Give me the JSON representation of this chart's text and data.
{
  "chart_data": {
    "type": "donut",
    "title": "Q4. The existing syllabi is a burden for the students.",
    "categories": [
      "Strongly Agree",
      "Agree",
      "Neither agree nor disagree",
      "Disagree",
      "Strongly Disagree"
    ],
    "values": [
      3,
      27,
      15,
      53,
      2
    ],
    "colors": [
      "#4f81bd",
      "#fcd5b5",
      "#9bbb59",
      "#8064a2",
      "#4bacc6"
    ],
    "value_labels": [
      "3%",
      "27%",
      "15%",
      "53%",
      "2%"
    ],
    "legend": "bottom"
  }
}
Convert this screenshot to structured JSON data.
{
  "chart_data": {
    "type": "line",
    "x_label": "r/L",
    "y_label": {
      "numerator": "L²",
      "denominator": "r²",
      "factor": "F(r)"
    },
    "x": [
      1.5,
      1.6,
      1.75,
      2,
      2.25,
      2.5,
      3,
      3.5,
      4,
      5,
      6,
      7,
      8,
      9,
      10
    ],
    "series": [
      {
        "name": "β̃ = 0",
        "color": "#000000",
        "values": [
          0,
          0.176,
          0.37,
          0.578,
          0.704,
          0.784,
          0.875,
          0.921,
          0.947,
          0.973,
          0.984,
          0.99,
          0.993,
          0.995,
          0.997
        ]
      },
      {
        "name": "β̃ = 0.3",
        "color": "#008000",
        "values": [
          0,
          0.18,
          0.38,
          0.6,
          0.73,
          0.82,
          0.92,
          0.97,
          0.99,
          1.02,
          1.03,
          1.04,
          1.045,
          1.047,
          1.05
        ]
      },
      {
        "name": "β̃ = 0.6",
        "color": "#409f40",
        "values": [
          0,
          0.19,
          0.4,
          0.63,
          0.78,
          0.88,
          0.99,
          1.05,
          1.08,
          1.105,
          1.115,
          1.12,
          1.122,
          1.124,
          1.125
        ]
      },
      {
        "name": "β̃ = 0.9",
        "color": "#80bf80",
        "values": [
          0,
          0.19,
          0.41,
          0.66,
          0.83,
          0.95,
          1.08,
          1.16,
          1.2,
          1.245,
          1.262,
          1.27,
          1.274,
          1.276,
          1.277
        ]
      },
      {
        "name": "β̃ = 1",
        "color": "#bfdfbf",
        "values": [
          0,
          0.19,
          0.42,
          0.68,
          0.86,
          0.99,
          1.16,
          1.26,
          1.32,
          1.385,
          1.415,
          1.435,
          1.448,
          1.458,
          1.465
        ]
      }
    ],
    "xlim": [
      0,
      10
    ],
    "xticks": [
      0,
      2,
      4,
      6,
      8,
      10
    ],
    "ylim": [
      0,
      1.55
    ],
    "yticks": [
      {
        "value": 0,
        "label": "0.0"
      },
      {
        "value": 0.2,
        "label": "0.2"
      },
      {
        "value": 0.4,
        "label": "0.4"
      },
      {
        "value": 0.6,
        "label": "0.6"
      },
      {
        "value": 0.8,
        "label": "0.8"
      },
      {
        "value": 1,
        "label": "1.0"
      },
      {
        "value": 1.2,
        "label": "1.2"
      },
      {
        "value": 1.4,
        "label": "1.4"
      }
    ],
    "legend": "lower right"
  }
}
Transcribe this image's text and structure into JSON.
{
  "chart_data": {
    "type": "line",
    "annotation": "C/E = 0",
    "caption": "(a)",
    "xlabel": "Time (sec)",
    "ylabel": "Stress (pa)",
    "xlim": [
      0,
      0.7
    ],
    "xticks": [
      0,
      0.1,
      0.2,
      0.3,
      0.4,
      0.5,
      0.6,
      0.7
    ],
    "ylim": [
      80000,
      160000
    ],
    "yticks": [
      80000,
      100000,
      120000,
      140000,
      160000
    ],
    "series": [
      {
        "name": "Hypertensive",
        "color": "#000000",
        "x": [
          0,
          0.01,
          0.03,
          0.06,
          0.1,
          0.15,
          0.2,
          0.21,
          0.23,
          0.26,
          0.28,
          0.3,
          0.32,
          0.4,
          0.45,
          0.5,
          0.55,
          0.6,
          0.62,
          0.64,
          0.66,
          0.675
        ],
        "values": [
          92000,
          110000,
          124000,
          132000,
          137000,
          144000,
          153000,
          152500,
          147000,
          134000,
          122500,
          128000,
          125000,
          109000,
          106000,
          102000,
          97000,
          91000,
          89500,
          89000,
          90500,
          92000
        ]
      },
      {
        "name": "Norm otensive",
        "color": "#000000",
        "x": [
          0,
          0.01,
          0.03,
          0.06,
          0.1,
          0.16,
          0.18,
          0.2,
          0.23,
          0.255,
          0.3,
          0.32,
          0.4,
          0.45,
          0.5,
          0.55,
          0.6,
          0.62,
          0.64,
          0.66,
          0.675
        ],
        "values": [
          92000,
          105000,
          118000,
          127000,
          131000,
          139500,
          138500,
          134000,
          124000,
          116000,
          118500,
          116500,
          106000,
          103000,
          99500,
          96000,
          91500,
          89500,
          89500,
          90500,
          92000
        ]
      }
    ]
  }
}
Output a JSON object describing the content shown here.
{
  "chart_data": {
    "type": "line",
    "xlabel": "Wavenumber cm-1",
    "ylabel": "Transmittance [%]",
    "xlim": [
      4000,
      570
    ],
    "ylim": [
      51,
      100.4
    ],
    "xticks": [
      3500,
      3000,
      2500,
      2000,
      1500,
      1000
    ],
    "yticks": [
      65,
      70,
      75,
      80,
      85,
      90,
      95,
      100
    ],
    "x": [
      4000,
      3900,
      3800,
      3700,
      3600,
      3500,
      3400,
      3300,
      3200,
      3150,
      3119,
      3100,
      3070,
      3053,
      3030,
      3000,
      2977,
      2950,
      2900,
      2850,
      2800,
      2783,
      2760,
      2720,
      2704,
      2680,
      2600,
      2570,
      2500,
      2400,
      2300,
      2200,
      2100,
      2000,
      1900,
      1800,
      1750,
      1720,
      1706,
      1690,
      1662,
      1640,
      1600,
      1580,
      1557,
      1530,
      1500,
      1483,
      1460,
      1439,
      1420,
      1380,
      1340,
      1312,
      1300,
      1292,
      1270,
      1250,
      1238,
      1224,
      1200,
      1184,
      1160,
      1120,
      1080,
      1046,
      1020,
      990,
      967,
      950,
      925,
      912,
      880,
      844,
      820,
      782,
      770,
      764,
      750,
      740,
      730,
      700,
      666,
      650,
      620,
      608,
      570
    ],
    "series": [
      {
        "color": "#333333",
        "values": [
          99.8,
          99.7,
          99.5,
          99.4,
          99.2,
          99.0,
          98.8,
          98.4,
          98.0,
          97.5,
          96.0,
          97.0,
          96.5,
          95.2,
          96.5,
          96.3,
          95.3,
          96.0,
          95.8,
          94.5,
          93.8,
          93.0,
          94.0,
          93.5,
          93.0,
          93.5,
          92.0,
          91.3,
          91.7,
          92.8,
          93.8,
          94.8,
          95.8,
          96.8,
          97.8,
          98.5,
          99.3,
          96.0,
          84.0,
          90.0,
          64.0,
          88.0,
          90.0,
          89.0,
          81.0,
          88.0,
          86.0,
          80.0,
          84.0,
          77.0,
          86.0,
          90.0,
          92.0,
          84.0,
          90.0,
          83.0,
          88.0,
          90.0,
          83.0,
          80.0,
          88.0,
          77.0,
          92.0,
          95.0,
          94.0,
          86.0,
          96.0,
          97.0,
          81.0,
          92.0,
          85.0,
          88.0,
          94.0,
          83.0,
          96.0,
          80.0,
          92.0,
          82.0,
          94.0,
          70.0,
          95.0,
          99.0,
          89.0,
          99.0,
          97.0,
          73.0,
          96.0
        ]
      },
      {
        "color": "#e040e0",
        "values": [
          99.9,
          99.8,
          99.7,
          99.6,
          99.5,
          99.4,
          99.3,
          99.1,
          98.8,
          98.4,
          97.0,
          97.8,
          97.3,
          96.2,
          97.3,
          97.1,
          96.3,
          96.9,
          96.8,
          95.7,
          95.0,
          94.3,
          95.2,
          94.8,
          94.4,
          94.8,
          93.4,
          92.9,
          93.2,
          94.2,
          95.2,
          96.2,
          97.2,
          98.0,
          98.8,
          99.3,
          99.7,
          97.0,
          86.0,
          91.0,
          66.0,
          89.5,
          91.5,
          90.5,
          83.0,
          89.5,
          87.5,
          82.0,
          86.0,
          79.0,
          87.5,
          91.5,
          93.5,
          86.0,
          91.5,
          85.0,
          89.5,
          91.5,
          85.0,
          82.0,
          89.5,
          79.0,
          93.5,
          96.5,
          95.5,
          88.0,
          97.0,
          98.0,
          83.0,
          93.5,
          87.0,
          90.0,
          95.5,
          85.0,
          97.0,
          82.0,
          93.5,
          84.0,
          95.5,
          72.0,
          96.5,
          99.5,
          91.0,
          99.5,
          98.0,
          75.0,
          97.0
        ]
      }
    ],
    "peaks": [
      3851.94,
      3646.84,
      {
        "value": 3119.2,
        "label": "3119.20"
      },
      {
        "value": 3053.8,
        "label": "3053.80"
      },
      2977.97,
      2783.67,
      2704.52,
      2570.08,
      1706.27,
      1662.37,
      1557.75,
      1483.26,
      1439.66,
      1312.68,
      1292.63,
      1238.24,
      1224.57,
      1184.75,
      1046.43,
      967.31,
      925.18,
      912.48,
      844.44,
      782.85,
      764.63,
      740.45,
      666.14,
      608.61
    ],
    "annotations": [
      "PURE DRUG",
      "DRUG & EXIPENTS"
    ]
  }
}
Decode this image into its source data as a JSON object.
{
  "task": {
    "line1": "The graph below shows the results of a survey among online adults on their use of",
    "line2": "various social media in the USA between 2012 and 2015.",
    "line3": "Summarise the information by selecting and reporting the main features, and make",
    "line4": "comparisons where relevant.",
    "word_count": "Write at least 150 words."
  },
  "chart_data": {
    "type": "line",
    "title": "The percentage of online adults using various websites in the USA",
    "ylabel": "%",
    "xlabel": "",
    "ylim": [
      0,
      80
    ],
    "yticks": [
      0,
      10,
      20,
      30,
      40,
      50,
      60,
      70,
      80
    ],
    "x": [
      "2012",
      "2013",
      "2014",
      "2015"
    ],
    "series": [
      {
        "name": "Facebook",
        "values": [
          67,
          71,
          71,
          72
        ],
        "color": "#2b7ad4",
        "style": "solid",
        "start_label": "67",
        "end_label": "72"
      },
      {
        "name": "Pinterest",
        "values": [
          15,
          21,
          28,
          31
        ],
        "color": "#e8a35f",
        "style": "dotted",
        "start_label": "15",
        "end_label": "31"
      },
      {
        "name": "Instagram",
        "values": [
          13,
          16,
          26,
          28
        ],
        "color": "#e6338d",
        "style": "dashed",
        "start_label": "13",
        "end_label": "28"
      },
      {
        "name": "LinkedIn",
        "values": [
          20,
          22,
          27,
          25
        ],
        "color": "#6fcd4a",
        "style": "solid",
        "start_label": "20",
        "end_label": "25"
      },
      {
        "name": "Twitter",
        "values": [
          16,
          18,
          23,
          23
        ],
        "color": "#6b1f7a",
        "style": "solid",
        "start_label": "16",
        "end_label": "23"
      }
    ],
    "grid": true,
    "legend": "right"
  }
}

## EXERCISE INSTRUCTIONS:
Copy every line of the listing that contains the word "name".

## WRITTEN ANSWER:
        "name": "β̃ = 0",
        "name": "β̃ = 0.3",
        "name": "β̃ = 0.6",
        "name": "β̃ = 0.9",
        "name": "β̃ = 1",
        "name": "Hypertensive",
        "name": "Norm otensive",
        "name": "Facebook",
        "name": "Pinterest",
        "name": "Instagram",
        "name": "LinkedIn",
        "name": "Twitter",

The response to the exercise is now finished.